-- START OF Source records --
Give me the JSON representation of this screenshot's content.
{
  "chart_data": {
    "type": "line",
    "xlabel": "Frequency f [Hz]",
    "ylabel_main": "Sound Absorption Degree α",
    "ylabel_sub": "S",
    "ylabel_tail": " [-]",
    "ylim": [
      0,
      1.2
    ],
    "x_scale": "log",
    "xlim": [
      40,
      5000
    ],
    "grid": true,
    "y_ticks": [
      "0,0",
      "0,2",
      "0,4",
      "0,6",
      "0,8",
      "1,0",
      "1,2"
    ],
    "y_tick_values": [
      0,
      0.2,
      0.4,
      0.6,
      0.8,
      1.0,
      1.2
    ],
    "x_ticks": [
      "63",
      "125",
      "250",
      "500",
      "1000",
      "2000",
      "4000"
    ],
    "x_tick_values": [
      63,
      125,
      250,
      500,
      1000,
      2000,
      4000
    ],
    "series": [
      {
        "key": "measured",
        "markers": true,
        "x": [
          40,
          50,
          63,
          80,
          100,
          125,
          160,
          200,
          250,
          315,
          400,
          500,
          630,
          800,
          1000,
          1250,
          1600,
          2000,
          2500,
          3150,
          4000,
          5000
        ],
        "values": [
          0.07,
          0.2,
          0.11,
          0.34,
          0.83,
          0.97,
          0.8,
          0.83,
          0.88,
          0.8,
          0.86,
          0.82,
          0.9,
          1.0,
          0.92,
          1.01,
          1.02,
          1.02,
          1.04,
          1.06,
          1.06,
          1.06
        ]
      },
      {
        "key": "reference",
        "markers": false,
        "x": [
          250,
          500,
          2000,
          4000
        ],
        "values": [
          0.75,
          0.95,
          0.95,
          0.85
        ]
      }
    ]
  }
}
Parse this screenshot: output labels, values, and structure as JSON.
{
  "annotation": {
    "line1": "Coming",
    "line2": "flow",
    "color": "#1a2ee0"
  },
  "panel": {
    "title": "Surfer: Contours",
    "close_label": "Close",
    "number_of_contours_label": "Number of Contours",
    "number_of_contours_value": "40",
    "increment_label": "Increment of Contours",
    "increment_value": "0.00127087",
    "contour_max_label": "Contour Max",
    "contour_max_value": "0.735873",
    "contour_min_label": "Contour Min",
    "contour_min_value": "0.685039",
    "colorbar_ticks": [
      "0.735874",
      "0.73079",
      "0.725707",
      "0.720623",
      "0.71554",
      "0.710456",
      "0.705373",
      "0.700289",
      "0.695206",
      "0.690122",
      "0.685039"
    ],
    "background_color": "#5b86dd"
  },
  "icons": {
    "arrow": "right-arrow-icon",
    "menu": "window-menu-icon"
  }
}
-- END OF Source records --
-- START OF Source records --
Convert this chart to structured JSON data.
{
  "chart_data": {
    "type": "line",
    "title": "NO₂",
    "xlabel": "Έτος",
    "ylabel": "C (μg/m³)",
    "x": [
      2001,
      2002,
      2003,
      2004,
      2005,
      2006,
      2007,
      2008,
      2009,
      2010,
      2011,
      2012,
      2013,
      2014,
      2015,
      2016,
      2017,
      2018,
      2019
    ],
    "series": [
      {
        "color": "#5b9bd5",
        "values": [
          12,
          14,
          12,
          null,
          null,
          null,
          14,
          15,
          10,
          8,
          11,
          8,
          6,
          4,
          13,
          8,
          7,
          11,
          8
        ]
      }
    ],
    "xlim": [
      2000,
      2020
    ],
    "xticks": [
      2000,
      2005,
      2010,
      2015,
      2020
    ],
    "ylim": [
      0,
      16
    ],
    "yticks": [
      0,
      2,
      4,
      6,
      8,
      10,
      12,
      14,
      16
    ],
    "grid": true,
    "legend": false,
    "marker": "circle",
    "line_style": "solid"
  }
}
-- END OF Source records --
-- START OF Source records --
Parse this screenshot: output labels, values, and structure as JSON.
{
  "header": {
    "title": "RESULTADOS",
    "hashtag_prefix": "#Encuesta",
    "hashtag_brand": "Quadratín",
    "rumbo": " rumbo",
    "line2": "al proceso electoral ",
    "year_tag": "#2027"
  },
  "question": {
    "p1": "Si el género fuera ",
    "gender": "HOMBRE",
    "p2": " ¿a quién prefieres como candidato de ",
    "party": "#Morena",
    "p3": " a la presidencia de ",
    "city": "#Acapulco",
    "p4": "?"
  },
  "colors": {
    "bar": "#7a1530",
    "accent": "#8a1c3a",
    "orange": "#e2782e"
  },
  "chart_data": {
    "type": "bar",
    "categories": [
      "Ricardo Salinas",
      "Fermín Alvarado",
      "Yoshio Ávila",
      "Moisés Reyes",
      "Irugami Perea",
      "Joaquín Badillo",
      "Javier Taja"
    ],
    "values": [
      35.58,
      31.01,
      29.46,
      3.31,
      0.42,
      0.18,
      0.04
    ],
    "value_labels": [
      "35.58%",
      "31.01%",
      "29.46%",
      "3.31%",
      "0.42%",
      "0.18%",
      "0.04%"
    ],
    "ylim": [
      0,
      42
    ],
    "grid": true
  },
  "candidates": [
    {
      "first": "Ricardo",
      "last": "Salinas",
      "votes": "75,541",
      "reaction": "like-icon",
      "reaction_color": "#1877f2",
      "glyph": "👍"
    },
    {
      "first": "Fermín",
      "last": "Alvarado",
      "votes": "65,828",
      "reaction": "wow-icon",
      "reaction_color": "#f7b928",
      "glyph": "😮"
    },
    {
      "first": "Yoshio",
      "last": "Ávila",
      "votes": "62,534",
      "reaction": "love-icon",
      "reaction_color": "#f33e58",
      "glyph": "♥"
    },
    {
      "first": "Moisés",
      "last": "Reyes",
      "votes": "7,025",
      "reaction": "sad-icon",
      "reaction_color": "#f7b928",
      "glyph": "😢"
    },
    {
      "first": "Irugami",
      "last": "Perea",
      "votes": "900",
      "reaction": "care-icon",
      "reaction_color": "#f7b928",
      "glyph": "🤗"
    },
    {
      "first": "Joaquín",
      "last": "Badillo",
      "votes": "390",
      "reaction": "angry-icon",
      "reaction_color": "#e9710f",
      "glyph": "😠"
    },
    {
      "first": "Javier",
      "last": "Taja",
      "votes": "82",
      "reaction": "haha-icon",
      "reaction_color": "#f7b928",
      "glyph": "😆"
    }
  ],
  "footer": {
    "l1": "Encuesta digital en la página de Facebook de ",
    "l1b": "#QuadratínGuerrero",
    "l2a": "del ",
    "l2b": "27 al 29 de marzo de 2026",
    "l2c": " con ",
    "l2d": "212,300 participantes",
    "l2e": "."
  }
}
-- END OF Source records --
### Your goal
Find the word "true" in the data and copy out each line where it turns up.

### Answer to the exercise
    "grid": true,
        "markers": true,
    "grid": true,
    "grid": true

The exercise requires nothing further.